> [What you need to do]: Look through the lines below and extract any with the word "Happy".

> [Listed entries]:
+---+

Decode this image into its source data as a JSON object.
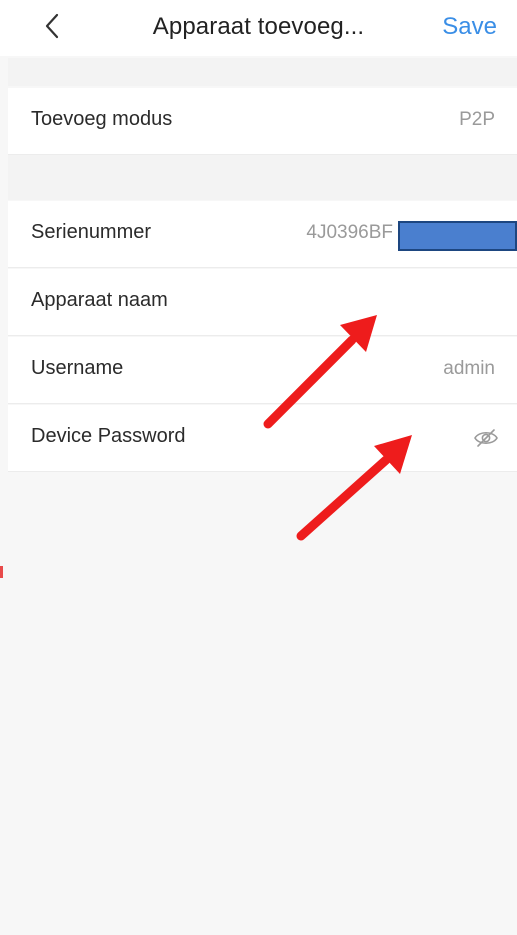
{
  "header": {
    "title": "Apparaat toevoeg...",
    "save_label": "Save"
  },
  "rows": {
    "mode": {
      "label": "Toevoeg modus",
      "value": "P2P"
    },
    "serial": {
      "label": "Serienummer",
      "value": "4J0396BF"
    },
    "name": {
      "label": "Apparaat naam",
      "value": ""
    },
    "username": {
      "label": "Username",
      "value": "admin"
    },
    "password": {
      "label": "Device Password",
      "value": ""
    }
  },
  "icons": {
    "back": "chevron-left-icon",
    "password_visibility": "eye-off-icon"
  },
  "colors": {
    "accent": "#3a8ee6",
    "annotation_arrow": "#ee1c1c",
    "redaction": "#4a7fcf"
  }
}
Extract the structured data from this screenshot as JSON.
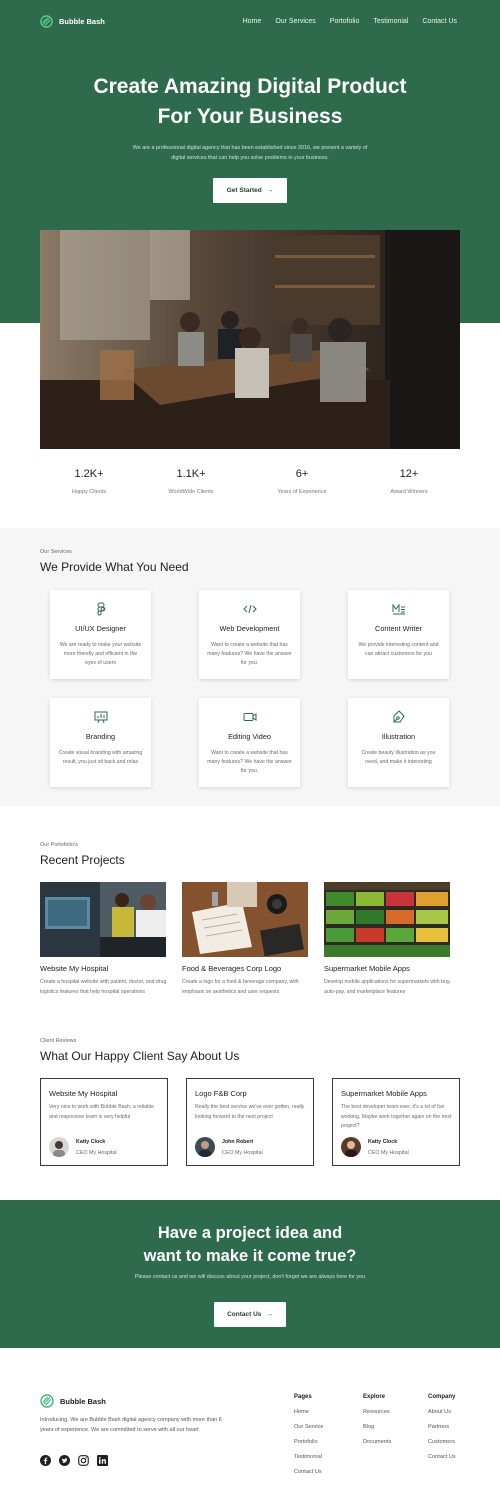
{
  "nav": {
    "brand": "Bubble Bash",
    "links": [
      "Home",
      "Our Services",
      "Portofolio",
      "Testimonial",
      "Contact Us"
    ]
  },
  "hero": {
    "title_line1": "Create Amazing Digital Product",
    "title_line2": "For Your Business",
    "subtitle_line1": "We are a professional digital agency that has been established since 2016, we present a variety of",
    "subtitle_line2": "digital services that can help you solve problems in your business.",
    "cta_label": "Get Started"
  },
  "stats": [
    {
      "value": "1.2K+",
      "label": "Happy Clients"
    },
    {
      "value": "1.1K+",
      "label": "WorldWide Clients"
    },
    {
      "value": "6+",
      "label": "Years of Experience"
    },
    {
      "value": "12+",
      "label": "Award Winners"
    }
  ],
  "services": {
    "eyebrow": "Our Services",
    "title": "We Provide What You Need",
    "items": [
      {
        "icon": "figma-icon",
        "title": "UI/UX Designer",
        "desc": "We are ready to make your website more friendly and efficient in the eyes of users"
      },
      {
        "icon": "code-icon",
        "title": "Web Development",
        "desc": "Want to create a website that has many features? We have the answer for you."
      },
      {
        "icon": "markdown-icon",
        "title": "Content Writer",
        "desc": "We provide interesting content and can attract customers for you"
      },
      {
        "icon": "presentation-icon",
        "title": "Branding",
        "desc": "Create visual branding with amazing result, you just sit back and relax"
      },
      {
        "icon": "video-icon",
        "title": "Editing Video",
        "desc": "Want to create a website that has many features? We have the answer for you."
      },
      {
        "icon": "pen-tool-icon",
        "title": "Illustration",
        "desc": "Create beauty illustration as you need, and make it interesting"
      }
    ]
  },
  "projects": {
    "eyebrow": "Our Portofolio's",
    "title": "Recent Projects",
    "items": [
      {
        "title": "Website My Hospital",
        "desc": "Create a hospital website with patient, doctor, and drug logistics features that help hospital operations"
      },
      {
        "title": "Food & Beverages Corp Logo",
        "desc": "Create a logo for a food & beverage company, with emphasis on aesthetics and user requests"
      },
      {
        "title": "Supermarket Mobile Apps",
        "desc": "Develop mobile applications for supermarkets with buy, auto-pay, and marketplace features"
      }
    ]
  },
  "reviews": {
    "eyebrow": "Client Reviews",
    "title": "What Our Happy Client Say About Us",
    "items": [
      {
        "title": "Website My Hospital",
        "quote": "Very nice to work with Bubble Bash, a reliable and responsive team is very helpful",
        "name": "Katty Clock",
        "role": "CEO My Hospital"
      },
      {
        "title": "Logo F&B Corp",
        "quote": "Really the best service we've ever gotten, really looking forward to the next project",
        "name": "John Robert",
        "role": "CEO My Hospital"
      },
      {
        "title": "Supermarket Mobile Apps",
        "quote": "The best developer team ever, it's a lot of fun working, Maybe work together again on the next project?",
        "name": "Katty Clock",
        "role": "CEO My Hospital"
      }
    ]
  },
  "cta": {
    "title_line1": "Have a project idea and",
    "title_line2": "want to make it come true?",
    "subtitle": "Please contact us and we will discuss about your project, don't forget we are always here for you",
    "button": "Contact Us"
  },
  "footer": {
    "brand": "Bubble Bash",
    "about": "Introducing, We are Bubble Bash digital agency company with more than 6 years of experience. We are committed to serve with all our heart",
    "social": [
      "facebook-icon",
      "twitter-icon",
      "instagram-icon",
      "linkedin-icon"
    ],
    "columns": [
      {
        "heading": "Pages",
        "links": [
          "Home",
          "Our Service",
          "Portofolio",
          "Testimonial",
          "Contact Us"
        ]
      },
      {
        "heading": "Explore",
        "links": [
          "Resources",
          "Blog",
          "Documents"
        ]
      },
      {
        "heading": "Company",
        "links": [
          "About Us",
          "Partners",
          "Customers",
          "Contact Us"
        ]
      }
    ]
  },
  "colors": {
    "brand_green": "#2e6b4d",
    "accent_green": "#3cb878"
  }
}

+---+

> [Full output]:
      "label": "Happy Clients"
    "title": "What Our Happy Client Say About Us",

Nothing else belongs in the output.